◆ TASK
Write out every single entry exactly.
* * * * *
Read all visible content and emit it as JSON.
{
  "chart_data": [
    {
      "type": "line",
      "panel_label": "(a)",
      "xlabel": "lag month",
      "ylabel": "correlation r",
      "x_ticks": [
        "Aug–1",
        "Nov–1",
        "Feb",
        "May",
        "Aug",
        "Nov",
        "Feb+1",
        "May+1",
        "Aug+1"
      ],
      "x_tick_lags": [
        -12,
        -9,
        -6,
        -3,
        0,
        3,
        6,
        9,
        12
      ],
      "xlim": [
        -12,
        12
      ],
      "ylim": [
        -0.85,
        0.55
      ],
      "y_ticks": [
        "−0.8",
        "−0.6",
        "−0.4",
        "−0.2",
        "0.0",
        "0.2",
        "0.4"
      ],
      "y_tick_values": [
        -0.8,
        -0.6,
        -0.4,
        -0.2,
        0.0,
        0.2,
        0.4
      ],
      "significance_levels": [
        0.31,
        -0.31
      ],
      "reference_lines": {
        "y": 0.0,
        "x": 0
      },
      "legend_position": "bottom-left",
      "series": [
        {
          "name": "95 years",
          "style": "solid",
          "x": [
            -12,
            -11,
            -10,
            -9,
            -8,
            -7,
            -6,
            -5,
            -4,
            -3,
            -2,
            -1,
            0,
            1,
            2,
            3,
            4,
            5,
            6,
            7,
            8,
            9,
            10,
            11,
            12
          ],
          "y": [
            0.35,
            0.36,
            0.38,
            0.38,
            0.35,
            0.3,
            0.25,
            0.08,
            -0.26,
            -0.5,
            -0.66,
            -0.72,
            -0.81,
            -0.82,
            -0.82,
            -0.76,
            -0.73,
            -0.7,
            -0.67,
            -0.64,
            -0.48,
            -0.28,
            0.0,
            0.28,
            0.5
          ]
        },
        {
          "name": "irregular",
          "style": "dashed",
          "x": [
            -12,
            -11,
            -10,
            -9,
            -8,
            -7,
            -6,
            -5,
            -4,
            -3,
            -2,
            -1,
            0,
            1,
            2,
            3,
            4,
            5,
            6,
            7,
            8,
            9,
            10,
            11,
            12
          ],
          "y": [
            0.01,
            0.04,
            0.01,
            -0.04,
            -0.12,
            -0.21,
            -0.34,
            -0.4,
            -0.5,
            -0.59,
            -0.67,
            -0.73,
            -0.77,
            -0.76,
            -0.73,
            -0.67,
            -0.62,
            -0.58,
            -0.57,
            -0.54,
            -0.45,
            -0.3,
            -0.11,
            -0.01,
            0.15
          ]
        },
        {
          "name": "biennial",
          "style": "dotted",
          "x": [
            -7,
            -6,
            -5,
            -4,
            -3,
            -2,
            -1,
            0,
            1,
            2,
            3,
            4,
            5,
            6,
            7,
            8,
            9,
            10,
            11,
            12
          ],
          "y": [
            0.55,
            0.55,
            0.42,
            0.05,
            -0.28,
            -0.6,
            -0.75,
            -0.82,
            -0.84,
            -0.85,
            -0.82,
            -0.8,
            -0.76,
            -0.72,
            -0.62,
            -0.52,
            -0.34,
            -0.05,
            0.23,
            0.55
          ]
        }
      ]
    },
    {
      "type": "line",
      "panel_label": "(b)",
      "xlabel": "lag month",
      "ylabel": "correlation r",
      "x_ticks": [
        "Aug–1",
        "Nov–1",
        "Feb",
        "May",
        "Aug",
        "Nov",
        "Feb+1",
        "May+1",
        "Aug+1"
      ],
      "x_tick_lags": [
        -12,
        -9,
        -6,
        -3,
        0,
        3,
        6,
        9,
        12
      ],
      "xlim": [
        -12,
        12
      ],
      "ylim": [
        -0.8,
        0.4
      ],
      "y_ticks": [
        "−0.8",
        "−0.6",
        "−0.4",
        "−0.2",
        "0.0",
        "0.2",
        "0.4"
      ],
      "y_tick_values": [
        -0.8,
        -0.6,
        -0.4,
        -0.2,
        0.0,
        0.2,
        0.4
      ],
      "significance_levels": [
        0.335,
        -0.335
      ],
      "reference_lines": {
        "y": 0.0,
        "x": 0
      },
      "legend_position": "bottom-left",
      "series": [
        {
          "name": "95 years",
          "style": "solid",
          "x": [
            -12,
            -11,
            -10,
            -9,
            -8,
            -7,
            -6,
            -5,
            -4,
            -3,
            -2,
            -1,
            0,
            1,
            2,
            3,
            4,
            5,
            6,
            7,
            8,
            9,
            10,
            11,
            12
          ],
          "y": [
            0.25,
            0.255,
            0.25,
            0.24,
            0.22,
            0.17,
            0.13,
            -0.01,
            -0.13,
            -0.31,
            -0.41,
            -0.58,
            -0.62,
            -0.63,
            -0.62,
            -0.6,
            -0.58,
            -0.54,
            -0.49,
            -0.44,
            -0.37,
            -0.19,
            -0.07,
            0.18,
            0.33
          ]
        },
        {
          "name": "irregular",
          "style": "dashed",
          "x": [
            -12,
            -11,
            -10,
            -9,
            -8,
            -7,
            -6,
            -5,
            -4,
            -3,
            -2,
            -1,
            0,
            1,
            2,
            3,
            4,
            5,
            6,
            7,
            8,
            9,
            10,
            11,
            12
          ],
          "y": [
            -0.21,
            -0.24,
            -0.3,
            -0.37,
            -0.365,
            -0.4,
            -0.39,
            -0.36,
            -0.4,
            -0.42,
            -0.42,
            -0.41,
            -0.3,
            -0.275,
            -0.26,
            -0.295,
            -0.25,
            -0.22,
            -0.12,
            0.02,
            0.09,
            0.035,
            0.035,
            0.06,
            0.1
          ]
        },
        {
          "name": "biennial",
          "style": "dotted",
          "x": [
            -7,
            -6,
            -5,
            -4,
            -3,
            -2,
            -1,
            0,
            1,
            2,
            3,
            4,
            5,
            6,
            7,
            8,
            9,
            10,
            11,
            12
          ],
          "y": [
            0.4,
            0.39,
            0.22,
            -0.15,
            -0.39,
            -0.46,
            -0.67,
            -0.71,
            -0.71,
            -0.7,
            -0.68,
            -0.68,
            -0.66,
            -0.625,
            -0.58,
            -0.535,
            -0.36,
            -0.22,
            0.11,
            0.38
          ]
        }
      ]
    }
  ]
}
* * * * *
◆ EXERCISE SOLUTION
Read all visible content and emit it as JSON.
{
  "chart_data": [
    {
      "type": "line",
      "panel_label": "(a)",
      "xlabel": "lag month",
      "ylabel": "correlation r",
      "x_ticks": [
        "Aug–1",
        "Nov–1",
        "Feb",
        "May",
        "Aug",
        "Nov",
        "Feb+1",
        "May+1",
        "Aug+1"
      ],
      "x_tick_lags": [
        -12,
        -9,
        -6,
        -3,
        0,
        3,
        6,
        9,
        12
      ],
      "xlim": [
        -12,
        12
      ],
      "ylim": [
        -0.85,
        0.55
      ],
      "y_ticks": [
        "−0.8",
        "−0.6",
        "−0.4",
        "−0.2",
        "0.0",
        "0.2",
        "0.4"
      ],
      "y_tick_values": [
        -0.8,
        -0.6,
        -0.4,
        -0.2,
        0.0,
        0.2,
        0.4
      ],
      "significance_levels": [
        0.31,
        -0.31
      ],
      "reference_lines": {
        "y": 0.0,
        "x": 0
      },
      "legend_position": "bottom-left",
      "series": [
        {
          "name": "95 years",
          "style": "solid",
          "x": [
            -12,
            -11,
            -10,
            -9,
            -8,
            -7,
            -6,
            -5,
            -4,
            -3,
            -2,
            -1,
            0,
            1,
            2,
            3,
            4,
            5,
            6,
            7,
            8,
            9,
            10,
            11,
            12
          ],
          "y": [
            0.35,
            0.36,
            0.38,
            0.38,
            0.35,
            0.3,
            0.25,
            0.08,
            -0.26,
            -0.5,
            -0.66,
            -0.72,
            -0.81,
            -0.82,
            -0.82,
            -0.76,
            -0.73,
            -0.7,
            -0.67,
            -0.64,
            -0.48,
            -0.28,
            0.0,
            0.28,
            0.5
          ]
        },
        {
          "name": "irregular",
          "style": "dashed",
          "x": [
            -12,
            -11,
            -10,
            -9,
            -8,
            -7,
            -6,
            -5,
            -4,
            -3,
            -2,
            -1,
            0,
            1,
            2,
            3,
            4,
            5,
            6,
            7,
            8,
            9,
            10,
            11,
            12
          ],
          "y": [
            0.01,
            0.04,
            0.01,
            -0.04,
            -0.12,
            -0.21,
            -0.34,
            -0.4,
            -0.5,
            -0.59,
            -0.67,
            -0.73,
            -0.77,
            -0.76,
            -0.73,
            -0.67,
            -0.62,
            -0.58,
            -0.57,
            -0.54,
            -0.45,
            -0.3,
            -0.11,
            -0.01,
            0.15
          ]
        },
        {
          "name": "biennial",
          "style": "dotted",
          "x": [
            -7,
            -6,
            -5,
            -4,
            -3,
            -2,
            -1,
            0,
            1,
            2,
            3,
            4,
            5,
            6,
            7,
            8,
            9,
            10,
            11,
            12
          ],
          "y": [
            0.55,
            0.55,
            0.42,
            0.05,
            -0.28,
            -0.6,
            -0.75,
            -0.82,
            -0.84,
            -0.85,
            -0.82,
            -0.8,
            -0.76,
            -0.72,
            -0.62,
            -0.52,
            -0.34,
            -0.05,
            0.23,
            0.55
          ]
        }
      ]
    },
    {
      "type": "line",
      "panel_label": "(b)",
      "xlabel": "lag month",
      "ylabel": "correlation r",
      "x_ticks": [
        "Aug–1",
        "Nov–1",
        "Feb",
        "May",
        "Aug",
        "Nov",
        "Feb+1",
        "May+1",
        "Aug+1"
      ],
      "x_tick_lags": [
        -12,
        -9,
        -6,
        -3,
        0,
        3,
        6,
        9,
        12
      ],
      "xlim": [
        -12,
        12
      ],
      "ylim": [
        -0.8,
        0.4
      ],
      "y_ticks": [
        "−0.8",
        "−0.6",
        "−0.4",
        "−0.2",
        "0.0",
        "0.2",
        "0.4"
      ],
      "y_tick_values": [
        -0.8,
        -0.6,
        -0.4,
        -0.2,
        0.0,
        0.2,
        0.4
      ],
      "significance_levels": [
        0.335,
        -0.335
      ],
      "reference_lines": {
        "y": 0.0,
        "x": 0
      },
      "legend_position": "bottom-left",
      "series": [
        {
          "name": "95 years",
          "style": "solid",
          "x": [
            -12,
            -11,
            -10,
            -9,
            -8,
            -7,
            -6,
            -5,
            -4,
            -3,
            -2,
            -1,
            0,
            1,
            2,
            3,
            4,
            5,
            6,
            7,
            8,
            9,
            10,
            11,
            12
          ],
          "y": [
            0.25,
            0.255,
            0.25,
            0.24,
            0.22,
            0.17,
            0.13,
            -0.01,
            -0.13,
            -0.31,
            -0.41,
            -0.58,
            -0.62,
            -0.63,
            -0.62,
            -0.6,
            -0.58,
            -0.54,
            -0.49,
            -0.44,
            -0.37,
            -0.19,
            -0.07,
            0.18,
            0.33
          ]
        },
        {
          "name": "irregular",
          "style": "dashed",
          "x": [
            -12,
            -11,
            -10,
            -9,
            -8,
            -7,
            -6,
            -5,
            -4,
            -3,
            -2,
            -1,
            0,
            1,
            2,
            3,
            4,
            5,
            6,
            7,
            8,
            9,
            10,
            11,
            12
          ],
          "y": [
            -0.21,
            -0.24,
            -0.3,
            -0.37,
            -0.365,
            -0.4,
            -0.39,
            -0.36,
            -0.4,
            -0.42,
            -0.42,
            -0.41,
            -0.3,
            -0.275,
            -0.26,
            -0.295,
            -0.25,
            -0.22,
            -0.12,
            0.02,
            0.09,
            0.035,
            0.035,
            0.06,
            0.1
          ]
        },
        {
          "name": "biennial",
          "style": "dotted",
          "x": [
            -7,
            -6,
            -5,
            -4,
            -3,
            -2,
            -1,
            0,
            1,
            2,
            3,
            4,
            5,
            6,
            7,
            8,
            9,
            10,
            11,
            12
          ],
          "y": [
            0.4,
            0.39,
            0.22,
            -0.15,
            -0.39,
            -0.46,
            -0.67,
            -0.71,
            -0.71,
            -0.7,
            -0.68,
            -0.68,
            -0.66,
            -0.625,
            -0.58,
            -0.535,
            -0.36,
            -0.22,
            0.11,
            0.38
          ]
        }
      ]
    }
  ]
}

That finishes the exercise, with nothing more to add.